What to do ▸
Lines containing the string "structured" are to be collected in full.

Stored entries:
━━━━━━━━━━━━━━━━━━━━━━━━━━━━━━
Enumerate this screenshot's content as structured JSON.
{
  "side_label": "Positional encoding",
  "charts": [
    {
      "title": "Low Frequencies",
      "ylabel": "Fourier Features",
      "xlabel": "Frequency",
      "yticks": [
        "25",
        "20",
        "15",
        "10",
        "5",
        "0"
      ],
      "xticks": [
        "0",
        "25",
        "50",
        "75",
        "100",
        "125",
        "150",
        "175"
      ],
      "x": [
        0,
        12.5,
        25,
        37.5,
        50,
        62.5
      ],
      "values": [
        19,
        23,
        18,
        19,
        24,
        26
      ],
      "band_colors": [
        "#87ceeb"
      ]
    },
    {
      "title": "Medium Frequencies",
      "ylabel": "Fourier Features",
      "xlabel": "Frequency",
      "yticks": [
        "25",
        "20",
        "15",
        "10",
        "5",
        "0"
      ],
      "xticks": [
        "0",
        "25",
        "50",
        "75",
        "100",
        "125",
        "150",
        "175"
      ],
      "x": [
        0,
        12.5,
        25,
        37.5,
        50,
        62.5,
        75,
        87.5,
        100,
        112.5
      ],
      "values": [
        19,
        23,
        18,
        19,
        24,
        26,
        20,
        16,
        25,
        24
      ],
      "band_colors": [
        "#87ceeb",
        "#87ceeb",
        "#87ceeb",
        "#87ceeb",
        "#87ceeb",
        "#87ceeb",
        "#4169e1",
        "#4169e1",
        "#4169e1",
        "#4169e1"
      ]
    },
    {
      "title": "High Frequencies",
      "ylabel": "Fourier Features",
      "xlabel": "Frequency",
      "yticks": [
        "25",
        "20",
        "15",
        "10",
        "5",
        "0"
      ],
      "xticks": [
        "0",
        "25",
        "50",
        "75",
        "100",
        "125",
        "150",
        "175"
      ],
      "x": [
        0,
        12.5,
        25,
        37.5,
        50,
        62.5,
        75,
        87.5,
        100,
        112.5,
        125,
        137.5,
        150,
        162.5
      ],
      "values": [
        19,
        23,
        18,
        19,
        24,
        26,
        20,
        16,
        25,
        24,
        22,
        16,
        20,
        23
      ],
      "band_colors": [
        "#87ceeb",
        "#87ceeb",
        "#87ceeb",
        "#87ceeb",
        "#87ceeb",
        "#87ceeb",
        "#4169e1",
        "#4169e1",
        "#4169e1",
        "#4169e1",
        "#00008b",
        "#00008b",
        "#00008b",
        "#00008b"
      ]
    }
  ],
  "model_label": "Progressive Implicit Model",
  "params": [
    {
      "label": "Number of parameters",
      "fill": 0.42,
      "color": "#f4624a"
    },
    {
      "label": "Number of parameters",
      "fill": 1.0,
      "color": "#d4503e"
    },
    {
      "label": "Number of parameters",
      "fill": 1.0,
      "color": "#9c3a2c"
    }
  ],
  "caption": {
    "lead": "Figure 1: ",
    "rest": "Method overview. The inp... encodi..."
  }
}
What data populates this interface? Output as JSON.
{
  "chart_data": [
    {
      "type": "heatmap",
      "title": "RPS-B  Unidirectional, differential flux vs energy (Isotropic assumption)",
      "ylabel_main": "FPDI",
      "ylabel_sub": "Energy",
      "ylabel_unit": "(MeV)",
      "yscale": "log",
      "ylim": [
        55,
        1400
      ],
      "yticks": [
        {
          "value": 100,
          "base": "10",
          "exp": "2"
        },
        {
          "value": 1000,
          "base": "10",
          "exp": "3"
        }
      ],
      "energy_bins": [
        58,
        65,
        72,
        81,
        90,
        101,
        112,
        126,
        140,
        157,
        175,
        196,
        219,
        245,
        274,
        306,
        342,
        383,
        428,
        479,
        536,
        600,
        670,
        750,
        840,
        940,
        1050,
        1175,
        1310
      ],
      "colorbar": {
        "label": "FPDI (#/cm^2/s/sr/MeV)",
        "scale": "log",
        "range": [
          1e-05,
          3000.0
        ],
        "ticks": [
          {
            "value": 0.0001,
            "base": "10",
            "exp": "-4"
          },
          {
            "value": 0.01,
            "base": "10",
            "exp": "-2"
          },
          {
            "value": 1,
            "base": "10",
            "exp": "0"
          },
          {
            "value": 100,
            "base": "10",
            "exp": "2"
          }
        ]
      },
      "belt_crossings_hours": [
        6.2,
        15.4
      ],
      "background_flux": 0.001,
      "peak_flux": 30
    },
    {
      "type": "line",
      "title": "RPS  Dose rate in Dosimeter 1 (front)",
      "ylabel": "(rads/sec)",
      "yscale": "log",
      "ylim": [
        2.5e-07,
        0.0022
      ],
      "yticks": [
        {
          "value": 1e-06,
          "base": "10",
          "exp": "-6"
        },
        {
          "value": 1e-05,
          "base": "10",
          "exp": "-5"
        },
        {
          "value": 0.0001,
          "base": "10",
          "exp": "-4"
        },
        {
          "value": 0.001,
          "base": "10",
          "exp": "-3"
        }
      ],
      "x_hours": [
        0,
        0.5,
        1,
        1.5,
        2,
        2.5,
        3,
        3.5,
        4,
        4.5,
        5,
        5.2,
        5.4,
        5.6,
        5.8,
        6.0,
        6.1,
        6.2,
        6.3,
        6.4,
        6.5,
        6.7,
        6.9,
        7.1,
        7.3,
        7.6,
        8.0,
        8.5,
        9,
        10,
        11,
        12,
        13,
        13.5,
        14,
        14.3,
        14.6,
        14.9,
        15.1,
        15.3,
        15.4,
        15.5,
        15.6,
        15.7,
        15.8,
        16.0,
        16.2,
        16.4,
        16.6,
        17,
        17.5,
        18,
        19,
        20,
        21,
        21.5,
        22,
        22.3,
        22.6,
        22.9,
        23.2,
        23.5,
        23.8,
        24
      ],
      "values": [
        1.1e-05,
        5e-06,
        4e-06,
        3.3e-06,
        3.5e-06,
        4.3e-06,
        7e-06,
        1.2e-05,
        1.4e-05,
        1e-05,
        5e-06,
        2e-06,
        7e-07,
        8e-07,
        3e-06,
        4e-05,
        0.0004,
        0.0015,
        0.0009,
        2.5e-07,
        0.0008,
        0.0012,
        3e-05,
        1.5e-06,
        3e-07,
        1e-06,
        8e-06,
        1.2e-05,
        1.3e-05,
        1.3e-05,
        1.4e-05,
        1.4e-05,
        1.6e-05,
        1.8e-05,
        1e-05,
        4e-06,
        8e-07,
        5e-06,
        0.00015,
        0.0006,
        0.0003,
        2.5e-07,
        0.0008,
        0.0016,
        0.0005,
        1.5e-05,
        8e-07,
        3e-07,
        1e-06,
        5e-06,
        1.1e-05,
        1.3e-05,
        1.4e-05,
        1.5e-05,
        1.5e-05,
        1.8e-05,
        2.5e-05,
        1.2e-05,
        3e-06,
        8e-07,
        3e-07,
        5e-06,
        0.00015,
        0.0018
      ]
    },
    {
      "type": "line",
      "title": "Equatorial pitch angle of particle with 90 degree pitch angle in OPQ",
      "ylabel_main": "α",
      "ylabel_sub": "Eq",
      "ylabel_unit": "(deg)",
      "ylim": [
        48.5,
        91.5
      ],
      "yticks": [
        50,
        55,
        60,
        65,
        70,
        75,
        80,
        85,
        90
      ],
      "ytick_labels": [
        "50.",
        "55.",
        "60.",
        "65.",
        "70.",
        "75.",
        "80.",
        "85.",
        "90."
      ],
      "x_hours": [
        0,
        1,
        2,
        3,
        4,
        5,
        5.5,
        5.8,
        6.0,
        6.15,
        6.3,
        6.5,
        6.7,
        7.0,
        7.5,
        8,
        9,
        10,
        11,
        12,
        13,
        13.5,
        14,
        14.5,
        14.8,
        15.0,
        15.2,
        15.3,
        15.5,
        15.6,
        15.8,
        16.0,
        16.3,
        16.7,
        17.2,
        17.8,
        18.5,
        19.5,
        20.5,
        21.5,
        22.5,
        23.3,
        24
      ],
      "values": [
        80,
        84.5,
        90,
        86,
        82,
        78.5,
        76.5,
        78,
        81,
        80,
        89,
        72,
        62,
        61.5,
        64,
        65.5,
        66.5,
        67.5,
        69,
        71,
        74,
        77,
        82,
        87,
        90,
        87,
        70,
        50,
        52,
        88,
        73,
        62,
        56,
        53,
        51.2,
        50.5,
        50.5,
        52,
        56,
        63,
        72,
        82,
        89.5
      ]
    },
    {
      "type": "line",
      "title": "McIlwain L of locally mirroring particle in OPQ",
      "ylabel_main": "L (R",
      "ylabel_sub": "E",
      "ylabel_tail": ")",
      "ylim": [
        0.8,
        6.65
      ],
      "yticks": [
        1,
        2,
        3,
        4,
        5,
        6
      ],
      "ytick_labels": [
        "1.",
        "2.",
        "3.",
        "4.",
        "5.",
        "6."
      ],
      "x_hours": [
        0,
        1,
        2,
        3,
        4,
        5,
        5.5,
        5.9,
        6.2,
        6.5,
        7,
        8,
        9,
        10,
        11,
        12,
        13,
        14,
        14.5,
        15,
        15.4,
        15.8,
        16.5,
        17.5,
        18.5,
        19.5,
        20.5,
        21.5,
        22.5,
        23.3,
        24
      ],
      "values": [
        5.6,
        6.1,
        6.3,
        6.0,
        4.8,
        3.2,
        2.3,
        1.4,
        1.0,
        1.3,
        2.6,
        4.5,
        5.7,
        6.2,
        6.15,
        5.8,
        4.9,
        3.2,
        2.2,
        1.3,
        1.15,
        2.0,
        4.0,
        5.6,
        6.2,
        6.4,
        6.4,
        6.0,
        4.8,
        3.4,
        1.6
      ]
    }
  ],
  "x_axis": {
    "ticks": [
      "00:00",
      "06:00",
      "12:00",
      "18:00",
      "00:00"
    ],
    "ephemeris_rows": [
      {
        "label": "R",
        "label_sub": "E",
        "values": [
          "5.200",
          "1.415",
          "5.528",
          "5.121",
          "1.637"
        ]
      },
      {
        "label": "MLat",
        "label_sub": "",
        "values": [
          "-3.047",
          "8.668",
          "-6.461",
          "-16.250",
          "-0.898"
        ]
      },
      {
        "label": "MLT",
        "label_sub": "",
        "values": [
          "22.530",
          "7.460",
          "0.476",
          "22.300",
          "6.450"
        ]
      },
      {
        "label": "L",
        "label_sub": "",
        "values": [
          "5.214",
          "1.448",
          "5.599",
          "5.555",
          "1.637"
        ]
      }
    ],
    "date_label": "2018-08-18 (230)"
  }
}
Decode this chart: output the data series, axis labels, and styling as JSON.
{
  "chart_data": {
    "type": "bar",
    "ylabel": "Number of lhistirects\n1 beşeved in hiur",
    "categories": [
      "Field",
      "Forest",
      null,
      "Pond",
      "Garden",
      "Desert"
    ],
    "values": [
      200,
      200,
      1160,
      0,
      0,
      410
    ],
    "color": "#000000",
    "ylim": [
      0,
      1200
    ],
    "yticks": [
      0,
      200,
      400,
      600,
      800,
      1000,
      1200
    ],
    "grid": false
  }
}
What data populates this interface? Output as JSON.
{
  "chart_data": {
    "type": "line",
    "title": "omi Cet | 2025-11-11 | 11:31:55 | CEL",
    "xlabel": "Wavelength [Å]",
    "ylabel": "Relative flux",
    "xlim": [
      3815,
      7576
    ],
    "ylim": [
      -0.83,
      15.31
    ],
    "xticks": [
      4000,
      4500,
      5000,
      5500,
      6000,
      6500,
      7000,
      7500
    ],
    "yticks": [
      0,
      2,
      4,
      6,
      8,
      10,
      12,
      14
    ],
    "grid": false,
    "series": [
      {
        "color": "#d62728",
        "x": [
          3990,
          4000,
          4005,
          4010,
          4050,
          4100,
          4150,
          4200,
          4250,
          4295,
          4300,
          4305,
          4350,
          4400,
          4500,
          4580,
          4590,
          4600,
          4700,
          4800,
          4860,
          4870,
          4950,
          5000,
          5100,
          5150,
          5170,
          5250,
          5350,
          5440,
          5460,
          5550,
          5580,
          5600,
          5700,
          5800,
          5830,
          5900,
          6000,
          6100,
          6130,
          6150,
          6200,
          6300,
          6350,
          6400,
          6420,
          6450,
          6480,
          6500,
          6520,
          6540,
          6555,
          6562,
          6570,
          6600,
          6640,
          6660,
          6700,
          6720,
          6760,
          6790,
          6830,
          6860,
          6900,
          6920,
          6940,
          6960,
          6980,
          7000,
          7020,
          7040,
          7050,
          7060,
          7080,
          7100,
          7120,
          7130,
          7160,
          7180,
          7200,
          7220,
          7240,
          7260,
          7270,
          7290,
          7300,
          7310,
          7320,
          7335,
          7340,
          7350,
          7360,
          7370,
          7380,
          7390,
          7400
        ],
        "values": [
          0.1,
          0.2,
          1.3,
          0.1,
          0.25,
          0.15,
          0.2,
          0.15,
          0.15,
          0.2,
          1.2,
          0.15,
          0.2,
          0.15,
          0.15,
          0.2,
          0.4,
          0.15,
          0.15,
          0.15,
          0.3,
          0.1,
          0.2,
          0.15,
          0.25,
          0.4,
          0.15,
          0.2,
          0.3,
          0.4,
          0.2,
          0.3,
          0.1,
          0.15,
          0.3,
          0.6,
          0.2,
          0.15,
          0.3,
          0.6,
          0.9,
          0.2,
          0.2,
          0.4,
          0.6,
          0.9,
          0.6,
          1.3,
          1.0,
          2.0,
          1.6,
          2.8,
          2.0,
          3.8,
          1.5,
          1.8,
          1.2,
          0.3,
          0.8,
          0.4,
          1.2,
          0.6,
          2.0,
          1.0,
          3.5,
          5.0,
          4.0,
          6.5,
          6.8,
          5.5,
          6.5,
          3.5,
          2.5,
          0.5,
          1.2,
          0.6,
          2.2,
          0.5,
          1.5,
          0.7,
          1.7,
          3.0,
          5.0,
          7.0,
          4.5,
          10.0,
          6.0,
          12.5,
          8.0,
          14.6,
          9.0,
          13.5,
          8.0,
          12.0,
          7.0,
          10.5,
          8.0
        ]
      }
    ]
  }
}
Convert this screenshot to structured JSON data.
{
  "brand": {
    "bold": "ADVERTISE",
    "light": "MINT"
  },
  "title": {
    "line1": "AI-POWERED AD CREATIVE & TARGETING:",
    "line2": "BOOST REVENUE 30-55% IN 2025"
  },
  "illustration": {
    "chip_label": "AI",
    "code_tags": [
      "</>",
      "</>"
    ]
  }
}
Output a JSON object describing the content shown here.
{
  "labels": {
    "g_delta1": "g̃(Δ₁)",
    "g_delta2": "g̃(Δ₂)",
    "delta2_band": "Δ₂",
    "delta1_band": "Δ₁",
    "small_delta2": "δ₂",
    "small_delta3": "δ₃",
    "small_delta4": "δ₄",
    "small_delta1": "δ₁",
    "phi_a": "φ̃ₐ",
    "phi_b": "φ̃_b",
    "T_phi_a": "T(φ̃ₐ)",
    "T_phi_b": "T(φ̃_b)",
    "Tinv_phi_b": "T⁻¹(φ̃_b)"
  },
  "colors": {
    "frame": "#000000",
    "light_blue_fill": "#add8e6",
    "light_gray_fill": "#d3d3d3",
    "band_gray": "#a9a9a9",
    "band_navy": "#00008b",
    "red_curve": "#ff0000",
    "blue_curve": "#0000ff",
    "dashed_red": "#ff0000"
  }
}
━━━━━━━━━━━━━━━━━━━━━━━━━━━━━━
Completed task ▸
Enumerate this screenshot's content as structured JSON.
Convert this screenshot to structured JSON data.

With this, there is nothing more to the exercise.